EXERCISE DIRECTIONS
All entries are to be quoted exactly; the images stay out of the copy.

--

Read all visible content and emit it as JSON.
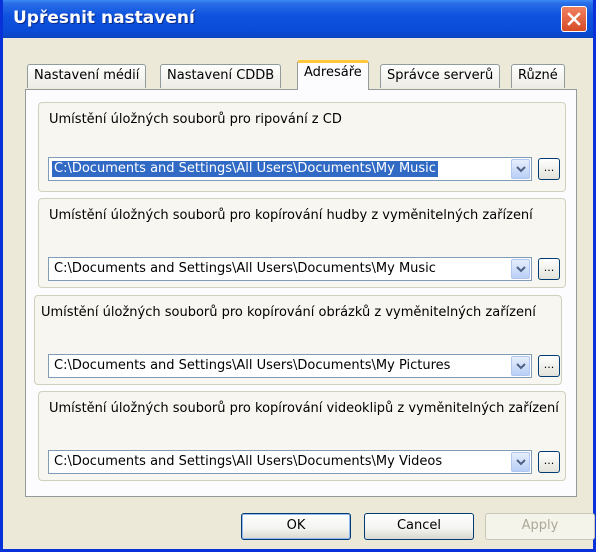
{
  "window": {
    "title": "Upřesnit nastavení"
  },
  "tabs": [
    {
      "label": "Nastavení médií",
      "active": false
    },
    {
      "label": "Nastavení CDDB",
      "active": false
    },
    {
      "label": "Adresáře",
      "active": true
    },
    {
      "label": "Správce serverů",
      "active": false
    },
    {
      "label": "Různé",
      "active": false
    }
  ],
  "groups": [
    {
      "label": "Umístění úložných souborů pro ripování z CD",
      "path": "C:\\Documents and Settings\\All Users\\Documents\\My Music",
      "browse": "..."
    },
    {
      "label": "Umístění úložných souborů pro kopírování hudby z vyměnitelných zařízení",
      "path": "C:\\Documents and Settings\\All Users\\Documents\\My Music",
      "browse": "..."
    },
    {
      "label": "Umístění úložných souborů pro kopírování obrázků z vyměnitelných zařízení",
      "path": "C:\\Documents and Settings\\All Users\\Documents\\My Pictures",
      "browse": "..."
    },
    {
      "label": "Umístění úložných souborů pro kopírování videoklipů z vyměnitelných zařízení",
      "path": "C:\\Documents and Settings\\All Users\\Documents\\My Videos",
      "browse": "..."
    }
  ],
  "buttons": {
    "ok": "OK",
    "cancel": "Cancel",
    "apply": "Apply"
  },
  "colors": {
    "titlebar": "#0a4cd8",
    "close": "#d64a25",
    "active_tab_highlight": "#ffc83c",
    "selection": "#316ac5"
  }
}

--

THE COMPLETED TASK
Read all visible content and emit it as JSON.
{
  "window": {
    "title": "Upřesnit nastavení"
  },
  "tabs": [
    {
      "label": "Nastavení médií",
      "active": false
    },
    {
      "label": "Nastavení CDDB",
      "active": false
    },
    {
      "label": "Adresáře",
      "active": true
    },
    {
      "label": "Správce serverů",
      "active": false
    },
    {
      "label": "Různé",
      "active": false
    }
  ],
  "groups": [
    {
      "label": "Umístění úložných souborů pro ripování z CD",
      "path": "C:\\Documents and Settings\\All Users\\Documents\\My Music",
      "browse": "..."
    },
    {
      "label": "Umístění úložných souborů pro kopírování hudby z vyměnitelných zařízení",
      "path": "C:\\Documents and Settings\\All Users\\Documents\\My Music",
      "browse": "..."
    },
    {
      "label": "Umístění úložných souborů pro kopírování obrázků z vyměnitelných zařízení",
      "path": "C:\\Documents and Settings\\All Users\\Documents\\My Pictures",
      "browse": "..."
    },
    {
      "label": "Umístění úložných souborů pro kopírování videoklipů z vyměnitelných zařízení",
      "path": "C:\\Documents and Settings\\All Users\\Documents\\My Videos",
      "browse": "..."
    }
  ],
  "buttons": {
    "ok": "OK",
    "cancel": "Cancel",
    "apply": "Apply"
  },
  "colors": {
    "titlebar": "#0a4cd8",
    "close": "#d64a25",
    "active_tab_highlight": "#ffc83c",
    "selection": "#316ac5"
  }
}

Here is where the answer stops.